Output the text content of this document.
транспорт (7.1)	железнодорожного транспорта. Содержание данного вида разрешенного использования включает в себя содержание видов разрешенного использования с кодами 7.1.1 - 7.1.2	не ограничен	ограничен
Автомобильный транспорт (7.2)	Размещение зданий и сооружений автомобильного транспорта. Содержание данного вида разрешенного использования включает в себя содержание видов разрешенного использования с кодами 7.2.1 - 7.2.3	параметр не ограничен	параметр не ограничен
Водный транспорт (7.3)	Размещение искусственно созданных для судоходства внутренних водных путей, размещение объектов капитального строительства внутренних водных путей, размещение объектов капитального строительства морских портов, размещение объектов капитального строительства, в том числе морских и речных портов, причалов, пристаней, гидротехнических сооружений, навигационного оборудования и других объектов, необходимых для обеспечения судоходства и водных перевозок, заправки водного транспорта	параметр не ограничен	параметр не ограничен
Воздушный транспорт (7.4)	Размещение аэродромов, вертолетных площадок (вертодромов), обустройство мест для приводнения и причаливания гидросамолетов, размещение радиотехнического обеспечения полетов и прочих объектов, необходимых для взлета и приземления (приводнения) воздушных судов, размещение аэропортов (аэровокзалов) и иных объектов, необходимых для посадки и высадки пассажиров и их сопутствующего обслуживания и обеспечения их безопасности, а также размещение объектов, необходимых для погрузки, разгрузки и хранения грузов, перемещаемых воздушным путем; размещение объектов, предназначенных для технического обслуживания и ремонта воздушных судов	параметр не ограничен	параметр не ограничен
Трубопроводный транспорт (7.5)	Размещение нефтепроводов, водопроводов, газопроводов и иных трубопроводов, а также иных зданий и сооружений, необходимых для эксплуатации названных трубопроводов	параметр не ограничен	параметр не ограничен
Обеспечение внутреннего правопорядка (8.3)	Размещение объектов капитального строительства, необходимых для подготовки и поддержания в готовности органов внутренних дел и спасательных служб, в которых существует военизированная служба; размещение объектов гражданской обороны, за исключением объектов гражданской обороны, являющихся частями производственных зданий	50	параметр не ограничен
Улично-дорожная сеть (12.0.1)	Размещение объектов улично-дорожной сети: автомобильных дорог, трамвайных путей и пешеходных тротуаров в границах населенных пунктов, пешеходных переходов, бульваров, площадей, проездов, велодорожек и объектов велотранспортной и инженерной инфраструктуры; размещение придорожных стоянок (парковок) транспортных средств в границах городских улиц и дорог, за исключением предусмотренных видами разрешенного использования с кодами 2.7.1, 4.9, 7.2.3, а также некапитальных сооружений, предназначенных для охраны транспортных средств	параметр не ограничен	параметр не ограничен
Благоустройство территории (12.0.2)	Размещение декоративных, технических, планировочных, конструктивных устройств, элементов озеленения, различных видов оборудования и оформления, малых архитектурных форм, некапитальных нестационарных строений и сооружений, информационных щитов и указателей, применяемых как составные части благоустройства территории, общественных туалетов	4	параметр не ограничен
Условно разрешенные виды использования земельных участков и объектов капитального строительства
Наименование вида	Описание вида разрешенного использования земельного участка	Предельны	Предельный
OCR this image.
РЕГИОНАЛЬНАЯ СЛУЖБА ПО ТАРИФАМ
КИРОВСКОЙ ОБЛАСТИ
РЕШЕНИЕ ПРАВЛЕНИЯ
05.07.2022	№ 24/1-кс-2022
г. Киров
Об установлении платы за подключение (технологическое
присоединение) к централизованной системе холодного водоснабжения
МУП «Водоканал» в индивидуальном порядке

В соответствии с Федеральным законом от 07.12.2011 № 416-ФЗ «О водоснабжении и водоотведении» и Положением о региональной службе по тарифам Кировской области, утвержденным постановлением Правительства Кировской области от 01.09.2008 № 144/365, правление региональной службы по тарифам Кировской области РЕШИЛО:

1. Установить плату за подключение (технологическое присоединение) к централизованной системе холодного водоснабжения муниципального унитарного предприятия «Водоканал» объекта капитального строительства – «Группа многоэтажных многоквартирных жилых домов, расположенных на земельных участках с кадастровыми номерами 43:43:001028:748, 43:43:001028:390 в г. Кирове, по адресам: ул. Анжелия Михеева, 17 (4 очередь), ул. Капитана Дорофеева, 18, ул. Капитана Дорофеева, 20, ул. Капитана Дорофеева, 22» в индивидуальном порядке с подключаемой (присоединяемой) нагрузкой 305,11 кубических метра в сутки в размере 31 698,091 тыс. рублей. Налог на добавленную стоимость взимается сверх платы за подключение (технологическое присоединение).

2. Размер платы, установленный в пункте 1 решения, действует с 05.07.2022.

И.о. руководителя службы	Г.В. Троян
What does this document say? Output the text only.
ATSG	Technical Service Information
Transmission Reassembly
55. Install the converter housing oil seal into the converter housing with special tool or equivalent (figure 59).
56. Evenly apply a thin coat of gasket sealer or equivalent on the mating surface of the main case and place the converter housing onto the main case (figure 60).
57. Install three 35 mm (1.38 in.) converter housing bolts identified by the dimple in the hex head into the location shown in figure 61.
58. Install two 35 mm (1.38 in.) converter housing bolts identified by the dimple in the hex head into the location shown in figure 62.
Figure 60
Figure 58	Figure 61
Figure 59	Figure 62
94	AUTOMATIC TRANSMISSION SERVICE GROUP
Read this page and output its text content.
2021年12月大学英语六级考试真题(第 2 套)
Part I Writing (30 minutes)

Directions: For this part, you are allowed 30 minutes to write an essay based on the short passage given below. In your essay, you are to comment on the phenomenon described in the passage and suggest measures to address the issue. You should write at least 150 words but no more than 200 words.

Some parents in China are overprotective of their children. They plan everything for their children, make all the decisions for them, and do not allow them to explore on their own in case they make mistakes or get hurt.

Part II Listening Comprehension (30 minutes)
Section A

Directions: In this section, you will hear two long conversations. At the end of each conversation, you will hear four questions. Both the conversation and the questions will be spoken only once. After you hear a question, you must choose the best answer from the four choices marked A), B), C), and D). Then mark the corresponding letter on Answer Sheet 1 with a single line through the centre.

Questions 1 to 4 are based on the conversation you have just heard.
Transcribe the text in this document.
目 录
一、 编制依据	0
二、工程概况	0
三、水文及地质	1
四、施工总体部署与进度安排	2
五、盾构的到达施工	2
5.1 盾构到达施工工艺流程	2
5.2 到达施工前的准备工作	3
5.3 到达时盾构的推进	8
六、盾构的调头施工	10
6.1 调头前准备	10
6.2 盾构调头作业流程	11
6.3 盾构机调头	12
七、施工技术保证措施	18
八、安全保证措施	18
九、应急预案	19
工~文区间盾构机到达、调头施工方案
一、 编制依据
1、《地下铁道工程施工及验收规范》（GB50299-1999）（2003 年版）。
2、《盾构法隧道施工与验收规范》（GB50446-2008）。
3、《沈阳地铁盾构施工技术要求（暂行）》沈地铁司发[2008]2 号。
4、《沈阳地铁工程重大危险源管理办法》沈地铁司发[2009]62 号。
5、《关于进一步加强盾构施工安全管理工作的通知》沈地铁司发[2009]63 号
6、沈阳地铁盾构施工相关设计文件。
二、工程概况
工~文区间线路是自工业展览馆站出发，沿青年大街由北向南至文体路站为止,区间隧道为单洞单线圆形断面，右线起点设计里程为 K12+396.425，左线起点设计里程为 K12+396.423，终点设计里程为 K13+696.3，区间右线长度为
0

------------------------------------------------------------------------

Requirement » Repeat each record in full; every line must match exactly.

Output of the exercise »
Output the text content of this document.
транспорт (7.1)	железнодорожного транспорта. Содержание данного вида разрешенного использования включает в себя содержание видов разрешенного использования с кодами 7.1.1 - 7.1.2	не ограничен	ограничен
Автомобильный транспорт (7.2)	Размещение зданий и сооружений автомобильного транспорта. Содержание данного вида разрешенного использования включает в себя содержание видов разрешенного использования с кодами 7.2.1 - 7.2.3	параметр не ограничен	параметр не ограничен
Водный транспорт (7.3)	Размещение искусственно созданных для судоходства внутренних водных путей, размещение объектов капитального строительства внутренних водных путей, размещение объектов капитального строительства морских портов, размещение объектов капитального строительства, в том числе морских и речных портов, причалов, пристаней, гидротехнических сооружений, навигационного оборудования и других объектов, необходимых для обеспечения судоходства и водных перевозок, заправки водного транспорта	параметр не ограничен	параметр не ограничен
Воздушный транспорт (7.4)	Размещение аэродромов, вертолетных площадок (вертодромов), обустройство мест для приводнения и причаливания гидросамолетов, размещение радиотехнического обеспечения полетов и прочих объектов, необходимых для взлета и приземления (приводнения) воздушных судов, размещение аэропортов (аэровокзалов) и иных объектов, необходимых для посадки и высадки пассажиров и их сопутствующего обслуживания и обеспечения их безопасности, а также размещение объектов, необходимых для погрузки, разгрузки и хранения грузов, перемещаемых воздушным путем; размещение объектов, предназначенных для технического обслуживания и ремонта воздушных судов	параметр не ограничен	параметр не ограничен
Трубопроводный транспорт (7.5)	Размещение нефтепроводов, водопроводов, газопроводов и иных трубопроводов, а также иных зданий и сооружений, необходимых для эксплуатации названных трубопроводов	параметр не ограничен	параметр не ограничен
Обеспечение внутреннего правопорядка (8.3)	Размещение объектов капитального строительства, необходимых для подготовки и поддержания в готовности органов внутренних дел и спасательных служб, в которых существует военизированная служба; размещение объектов гражданской обороны, за исключением объектов гражданской обороны, являющихся частями производственных зданий	50	параметр не ограничен
Улично-дорожная сеть (12.0.1)	Размещение объектов улично-дорожной сети: автомобильных дорог, трамвайных путей и пешеходных тротуаров в границах населенных пунктов, пешеходных переходов, бульваров, площадей, проездов, велодорожек и объектов велотранспортной и инженерной инфраструктуры; размещение придорожных стоянок (парковок) транспортных средств в границах городских улиц и дорог, за исключением предусмотренных видами разрешенного использования с кодами 2.7.1, 4.9, 7.2.3, а также некапитальных сооружений, предназначенных для охраны транспортных средств	параметр не ограничен	параметр не ограничен
Благоустройство территории (12.0.2)	Размещение декоративных, технических, планировочных, конструктивных устройств, элементов озеленения, различных видов оборудования и оформления, малых архитектурных форм, некапитальных нестационарных строений и сооружений, информационных щитов и указателей, применяемых как составные части благоустройства территории, общественных туалетов	4	параметр не ограничен
Условно разрешенные виды использования земельных участков и объектов капитального строительства
Наименование вида	Описание вида разрешенного использования земельного участка	Предельны	Предельный
OCR this image.
РЕГИОНАЛЬНАЯ СЛУЖБА ПО ТАРИФАМ
КИРОВСКОЙ ОБЛАСТИ
РЕШЕНИЕ ПРАВЛЕНИЯ
05.07.2022	№ 24/1-кс-2022
г. Киров
Об установлении платы за подключение (технологическое
присоединение) к централизованной системе холодного водоснабжения
МУП «Водоканал» в индивидуальном порядке

В соответствии с Федеральным законом от 07.12.2011 № 416-ФЗ «О водоснабжении и водоотведении» и Положением о региональной службе по тарифам Кировской области, утвержденным постановлением Правительства Кировской области от 01.09.2008 № 144/365, правление региональной службы по тарифам Кировской области РЕШИЛО:

1. Установить плату за подключение (технологическое присоединение) к централизованной системе холодного водоснабжения муниципального унитарного предприятия «Водоканал» объекта капитального строительства – «Группа многоэтажных многоквартирных жилых домов, расположенных на земельных участках с кадастровыми номерами 43:43:001028:748, 43:43:001028:390 в г. Кирове, по адресам: ул. Анжелия Михеева, 17 (4 очередь), ул. Капитана Дорофеева, 18, ул. Капитана Дорофеева, 20, ул. Капитана Дорофеева, 22» в индивидуальном порядке с подключаемой (присоединяемой) нагрузкой 305,11 кубических метра в сутки в размере 31 698,091 тыс. рублей. Налог на добавленную стоимость взимается сверх платы за подключение (технологическое присоединение).

2. Размер платы, установленный в пункте 1 решения, действует с 05.07.2022.

И.о. руководителя службы	Г.В. Троян
What does this document say? Output the text only.
ATSG	Technical Service Information
Transmission Reassembly
55. Install the converter housing oil seal into the converter housing with special tool or equivalent (figure 59).
56. Evenly apply a thin coat of gasket sealer or equivalent on the mating surface of the main case and place the converter housing onto the main case (figure 60).
57. Install three 35 mm (1.38 in.) converter housing bolts identified by the dimple in the hex head into the location shown in figure 61.
58. Install two 35 mm (1.38 in.) converter housing bolts identified by the dimple in the hex head into the location shown in figure 62.
Figure 60
Figure 58	Figure 61
Figure 59	Figure 62
94	AUTOMATIC TRANSMISSION SERVICE GROUP
Read this page and output its text content.
2021年12月大学英语六级考试真题(第 2 套)
Part I Writing (30 minutes)

Directions: For this part, you are allowed 30 minutes to write an essay based on the short passage given below. In your essay, you are to comment on the phenomenon described in the passage and suggest measures to address the issue. You should write at least 150 words but no more than 200 words.

Some parents in China are overprotective of their children. They plan everything for their children, make all the decisions for them, and do not allow them to explore on their own in case they make mistakes or get hurt.

Part II Listening Comprehension (30 minutes)
Section A

Directions: In this section, you will hear two long conversations. At the end of each conversation, you will hear four questions. Both the conversation and the questions will be spoken only once. After you hear a question, you must choose the best answer from the four choices marked A), B), C), and D). Then mark the corresponding letter on Answer Sheet 1 with a single line through the centre.

Questions 1 to 4 are based on the conversation you have just heard.
Transcribe the text in this document.
目 录
一、 编制依据	0
二、工程概况	0
三、水文及地质	1
四、施工总体部署与进度安排	2
五、盾构的到达施工	2
5.1 盾构到达施工工艺流程	2
5.2 到达施工前的准备工作	3
5.3 到达时盾构的推进	8
六、盾构的调头施工	10
6.1 调头前准备	10
6.2 盾构调头作业流程	11
6.3 盾构机调头	12
七、施工技术保证措施	18
八、安全保证措施	18
九、应急预案	19
工~文区间盾构机到达、调头施工方案
一、 编制依据
1、《地下铁道工程施工及验收规范》（GB50299-1999）（2003 年版）。
2、《盾构法隧道施工与验收规范》（GB50446-2008）。
3、《沈阳地铁盾构施工技术要求（暂行）》沈地铁司发[2008]2 号。
4、《沈阳地铁工程重大危险源管理办法》沈地铁司发[2009]62 号。
5、《关于进一步加强盾构施工安全管理工作的通知》沈地铁司发[2009]63 号
6、沈阳地铁盾构施工相关设计文件。
二、工程概况
工~文区间线路是自工业展览馆站出发，沿青年大街由北向南至文体路站为止,区间隧道为单洞单线圆形断面，右线起点设计里程为 K12+396.425，左线起点设计里程为 K12+396.423，终点设计里程为 K13+696.3，区间右线长度为
0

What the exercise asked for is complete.